___ MATERIAL PROVIDED ___
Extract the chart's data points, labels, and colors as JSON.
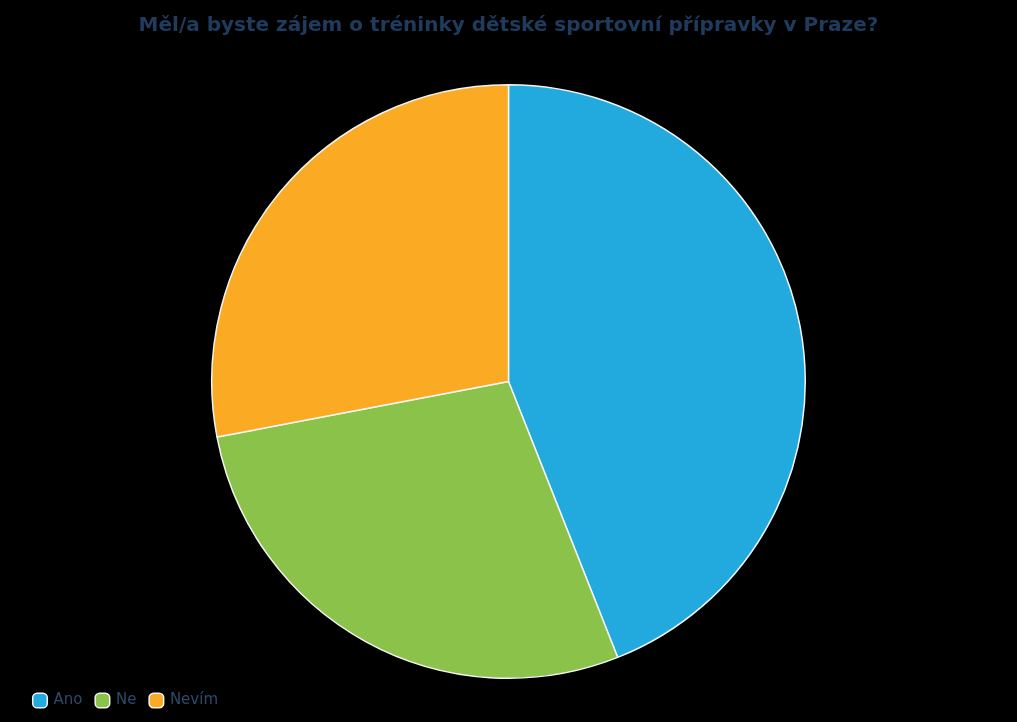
{
  "chart_data": {
    "type": "pie",
    "title": "Měl/a byste zájem o tréninky dětské sportovní přípravky v Praze?",
    "categories": [
      "Ano",
      "Ne",
      "Nevím"
    ],
    "values": [
      44,
      28,
      28
    ],
    "colors": [
      "#22aadf",
      "#8bc34a",
      "#fbaa24"
    ],
    "legend": "bottom left"
  }
}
___
TASK DESCRIPTION
Would you return the data exactly as written, without the pictures?

WRITTEN RESPONSE
Extract the chart's data points, labels, and colors as JSON.
{
  "chart_data": {
    "type": "pie",
    "title": "Měl/a byste zájem o tréninky dětské sportovní přípravky v Praze?",
    "categories": [
      "Ano",
      "Ne",
      "Nevím"
    ],
    "values": [
      44,
      28,
      28
    ],
    "colors": [
      "#22aadf",
      "#8bc34a",
      "#fbaa24"
    ],
    "legend": "bottom left"
  }
}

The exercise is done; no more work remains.